Return the records exactly as they are.
******************************
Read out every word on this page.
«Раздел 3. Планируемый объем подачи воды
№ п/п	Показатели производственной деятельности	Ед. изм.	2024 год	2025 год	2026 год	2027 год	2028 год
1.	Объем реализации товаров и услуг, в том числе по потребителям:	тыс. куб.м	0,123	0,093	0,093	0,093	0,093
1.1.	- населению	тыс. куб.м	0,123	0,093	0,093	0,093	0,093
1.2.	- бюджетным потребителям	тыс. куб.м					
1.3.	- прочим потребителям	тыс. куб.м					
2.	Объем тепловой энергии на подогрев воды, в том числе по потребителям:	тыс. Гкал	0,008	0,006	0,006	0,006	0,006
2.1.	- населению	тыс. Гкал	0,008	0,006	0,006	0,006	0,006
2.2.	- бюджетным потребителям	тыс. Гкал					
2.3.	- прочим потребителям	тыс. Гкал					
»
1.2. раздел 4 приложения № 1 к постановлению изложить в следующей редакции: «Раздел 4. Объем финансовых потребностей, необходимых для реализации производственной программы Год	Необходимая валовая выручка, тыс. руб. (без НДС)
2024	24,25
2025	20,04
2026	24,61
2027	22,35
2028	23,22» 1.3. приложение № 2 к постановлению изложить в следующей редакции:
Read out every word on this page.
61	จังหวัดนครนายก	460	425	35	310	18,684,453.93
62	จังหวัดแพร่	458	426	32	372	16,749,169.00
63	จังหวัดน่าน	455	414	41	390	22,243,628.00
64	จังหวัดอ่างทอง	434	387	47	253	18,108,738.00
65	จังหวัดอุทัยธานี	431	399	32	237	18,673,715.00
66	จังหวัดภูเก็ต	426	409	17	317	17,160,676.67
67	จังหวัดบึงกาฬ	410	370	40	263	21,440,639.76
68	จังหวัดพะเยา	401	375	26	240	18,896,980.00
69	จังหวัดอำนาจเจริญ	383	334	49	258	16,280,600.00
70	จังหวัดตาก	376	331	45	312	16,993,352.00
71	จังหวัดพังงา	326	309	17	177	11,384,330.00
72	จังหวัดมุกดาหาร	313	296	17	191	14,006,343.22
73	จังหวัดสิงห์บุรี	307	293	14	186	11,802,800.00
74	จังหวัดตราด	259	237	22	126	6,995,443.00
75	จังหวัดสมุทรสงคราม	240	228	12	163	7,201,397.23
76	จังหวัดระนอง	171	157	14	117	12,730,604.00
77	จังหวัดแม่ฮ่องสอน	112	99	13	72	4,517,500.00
******************************
# Solved problem
Read out every word on this page.
«Раздел 3. Планируемый объем подачи воды
№ п/п	Показатели производственной деятельности	Ед. изм.	2024 год	2025 год	2026 год	2027 год	2028 год
1.	Объем реализации товаров и услуг, в том числе по потребителям:	тыс. куб.м	0,123	0,093	0,093	0,093	0,093
1.1.	- населению	тыс. куб.м	0,123	0,093	0,093	0,093	0,093
1.2.	- бюджетным потребителям	тыс. куб.м					
1.3.	- прочим потребителям	тыс. куб.м					
2.	Объем тепловой энергии на подогрев воды, в том числе по потребителям:	тыс. Гкал	0,008	0,006	0,006	0,006	0,006
2.1.	- населению	тыс. Гкал	0,008	0,006	0,006	0,006	0,006
2.2.	- бюджетным потребителям	тыс. Гкал					
2.3.	- прочим потребителям	тыс. Гкал					
»
1.2. раздел 4 приложения № 1 к постановлению изложить в следующей редакции: «Раздел 4. Объем финансовых потребностей, необходимых для реализации производственной программы Год	Необходимая валовая выручка, тыс. руб. (без НДС)
2024	24,25
2025	20,04
2026	24,61
2027	22,35
2028	23,22» 1.3. приложение № 2 к постановлению изложить в следующей редакции:
Read out every word on this page.
61	จังหวัดนครนายก	460	425	35	310	18,684,453.93
62	จังหวัดแพร่	458	426	32	372	16,749,169.00
63	จังหวัดน่าน	455	414	41	390	22,243,628.00
64	จังหวัดอ่างทอง	434	387	47	253	18,108,738.00
65	จังหวัดอุทัยธานี	431	399	32	237	18,673,715.00
66	จังหวัดภูเก็ต	426	409	17	317	17,160,676.67
67	จังหวัดบึงกาฬ	410	370	40	263	21,440,639.76
68	จังหวัดพะเยา	401	375	26	240	18,896,980.00
69	จังหวัดอำนาจเจริญ	383	334	49	258	16,280,600.00
70	จังหวัดตาก	376	331	45	312	16,993,352.00
71	จังหวัดพังงา	326	309	17	177	11,384,330.00
72	จังหวัดมุกดาหาร	313	296	17	191	14,006,343.22
73	จังหวัดสิงห์บุรี	307	293	14	186	11,802,800.00
74	จังหวัดตราด	259	237	22	126	6,995,443.00
75	จังหวัดสมุทรสงคราม	240	228	12	163	7,201,397.23
76	จังหวัดระนอง	171	157	14	117	12,730,604.00
77	จังหวัดแม่ฮ่องสอน	112	99	13	72	4,517,500.00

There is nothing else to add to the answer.